Extracts from a graphics dataset
========
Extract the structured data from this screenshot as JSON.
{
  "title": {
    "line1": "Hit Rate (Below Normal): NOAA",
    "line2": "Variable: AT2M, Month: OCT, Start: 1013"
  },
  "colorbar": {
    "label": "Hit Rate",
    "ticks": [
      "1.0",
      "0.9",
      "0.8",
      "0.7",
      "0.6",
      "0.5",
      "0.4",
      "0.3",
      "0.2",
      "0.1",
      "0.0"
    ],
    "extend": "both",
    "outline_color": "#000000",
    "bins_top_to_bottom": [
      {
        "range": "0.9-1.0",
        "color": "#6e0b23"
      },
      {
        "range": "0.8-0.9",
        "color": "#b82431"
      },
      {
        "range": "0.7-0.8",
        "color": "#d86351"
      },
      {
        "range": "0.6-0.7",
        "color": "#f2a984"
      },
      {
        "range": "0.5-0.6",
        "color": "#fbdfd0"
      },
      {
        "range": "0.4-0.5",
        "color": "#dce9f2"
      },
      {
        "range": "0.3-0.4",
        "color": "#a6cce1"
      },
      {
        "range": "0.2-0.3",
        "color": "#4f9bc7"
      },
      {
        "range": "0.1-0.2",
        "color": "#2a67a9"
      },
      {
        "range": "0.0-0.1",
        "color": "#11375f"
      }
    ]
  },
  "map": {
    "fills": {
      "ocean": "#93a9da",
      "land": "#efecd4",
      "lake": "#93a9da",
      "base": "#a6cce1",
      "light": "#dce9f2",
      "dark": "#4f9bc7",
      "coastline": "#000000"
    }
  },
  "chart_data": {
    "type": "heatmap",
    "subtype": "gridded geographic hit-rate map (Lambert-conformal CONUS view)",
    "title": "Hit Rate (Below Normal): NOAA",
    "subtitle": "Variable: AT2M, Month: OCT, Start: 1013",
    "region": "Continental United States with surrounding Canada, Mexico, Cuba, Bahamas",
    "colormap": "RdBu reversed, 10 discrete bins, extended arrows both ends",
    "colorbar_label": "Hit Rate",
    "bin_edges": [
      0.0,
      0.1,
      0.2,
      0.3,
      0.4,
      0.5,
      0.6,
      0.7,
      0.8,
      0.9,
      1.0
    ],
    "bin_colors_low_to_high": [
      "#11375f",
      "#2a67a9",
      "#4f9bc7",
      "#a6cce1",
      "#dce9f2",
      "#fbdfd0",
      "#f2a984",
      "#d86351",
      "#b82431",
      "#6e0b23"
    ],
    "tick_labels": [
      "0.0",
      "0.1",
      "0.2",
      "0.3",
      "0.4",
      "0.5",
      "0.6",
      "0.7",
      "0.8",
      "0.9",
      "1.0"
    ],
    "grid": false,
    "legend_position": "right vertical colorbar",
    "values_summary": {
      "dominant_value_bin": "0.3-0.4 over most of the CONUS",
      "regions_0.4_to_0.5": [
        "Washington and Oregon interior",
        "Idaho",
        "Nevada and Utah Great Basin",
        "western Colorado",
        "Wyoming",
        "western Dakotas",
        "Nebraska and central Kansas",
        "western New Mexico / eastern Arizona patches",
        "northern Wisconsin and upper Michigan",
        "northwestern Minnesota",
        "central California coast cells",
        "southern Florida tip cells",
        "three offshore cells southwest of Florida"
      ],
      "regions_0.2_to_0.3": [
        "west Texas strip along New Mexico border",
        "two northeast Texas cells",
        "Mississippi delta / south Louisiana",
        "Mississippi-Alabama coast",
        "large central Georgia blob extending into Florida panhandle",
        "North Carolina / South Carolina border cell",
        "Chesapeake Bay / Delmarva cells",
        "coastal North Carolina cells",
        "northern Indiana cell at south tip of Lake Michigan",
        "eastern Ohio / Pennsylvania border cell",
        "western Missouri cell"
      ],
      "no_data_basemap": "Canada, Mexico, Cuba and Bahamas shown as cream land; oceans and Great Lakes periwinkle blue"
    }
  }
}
========
WHAT THE EXERCISE ASKS = Return every line of the records in which the word "Canada" is found.

WRITTEN SOLUTION =
    "region": "Continental United States with surrounding Canada, Mexico, Cuba, Bahamas",
      "no_data_basemap": "Canada, Mexico, Cuba and Bahamas shown as cream land; oceans and Great Lakes periwinkle blue"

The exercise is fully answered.